## Aim of the task
Reproduce each record below exactly as written.

>> BEGIN Listing

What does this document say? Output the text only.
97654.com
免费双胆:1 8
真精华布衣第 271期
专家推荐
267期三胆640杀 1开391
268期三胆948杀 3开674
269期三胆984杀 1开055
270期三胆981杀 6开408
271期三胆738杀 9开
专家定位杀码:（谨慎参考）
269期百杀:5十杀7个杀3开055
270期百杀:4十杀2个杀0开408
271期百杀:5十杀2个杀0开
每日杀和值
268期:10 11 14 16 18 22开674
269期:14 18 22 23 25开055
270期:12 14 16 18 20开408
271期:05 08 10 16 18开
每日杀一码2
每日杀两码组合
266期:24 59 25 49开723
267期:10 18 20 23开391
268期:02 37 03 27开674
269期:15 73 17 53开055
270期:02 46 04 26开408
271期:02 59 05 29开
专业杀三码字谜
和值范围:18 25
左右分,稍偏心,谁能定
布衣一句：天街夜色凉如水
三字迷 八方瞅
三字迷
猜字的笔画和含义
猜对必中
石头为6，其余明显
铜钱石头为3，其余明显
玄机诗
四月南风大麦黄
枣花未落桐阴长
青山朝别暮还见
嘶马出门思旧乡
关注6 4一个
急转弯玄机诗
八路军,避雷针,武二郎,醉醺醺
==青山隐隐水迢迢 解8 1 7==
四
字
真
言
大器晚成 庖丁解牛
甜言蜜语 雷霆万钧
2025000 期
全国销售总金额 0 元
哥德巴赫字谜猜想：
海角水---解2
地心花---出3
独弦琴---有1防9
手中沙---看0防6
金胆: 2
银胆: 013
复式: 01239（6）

>> END Listing

## Answer to the problem
What does this document say? Output the text only.
97654.com
免费双胆:1 8
真精华布衣第 271期
专家推荐
267期三胆640杀 1开391
268期三胆948杀 3开674
269期三胆984杀 1开055
270期三胆981杀 6开408
271期三胆738杀 9开
专家定位杀码:（谨慎参考）
269期百杀:5十杀7个杀3开055
270期百杀:4十杀2个杀0开408
271期百杀:5十杀2个杀0开
每日杀和值
268期:10 11 14 16 18 22开674
269期:14 18 22 23 25开055
270期:12 14 16 18 20开408
271期:05 08 10 16 18开
每日杀一码2
每日杀两码组合
266期:24 59 25 49开723
267期:10 18 20 23开391
268期:02 37 03 27开674
269期:15 73 17 53开055
270期:02 46 04 26开408
271期:02 59 05 29开
专业杀三码字谜
和值范围:18 25
左右分,稍偏心,谁能定
布衣一句：天街夜色凉如水
三字迷 八方瞅
三字迷
猜字的笔画和含义
猜对必中
石头为6，其余明显
铜钱石头为3，其余明显
玄机诗
四月南风大麦黄
枣花未落桐阴长
青山朝别暮还见
嘶马出门思旧乡
关注6 4一个
急转弯玄机诗
八路军,避雷针,武二郎,醉醺醺
==青山隐隐水迢迢 解8 1 7==
四
字
真
言
大器晚成 庖丁解牛
甜言蜜语 雷霆万钧
2025000 期
全国销售总金额 0 元
哥德巴赫字谜猜想：
海角水---解2
地心花---出3
独弦琴---有1防9
手中沙---看0防6
金胆: 2
银胆: 013
复式: 01239（6）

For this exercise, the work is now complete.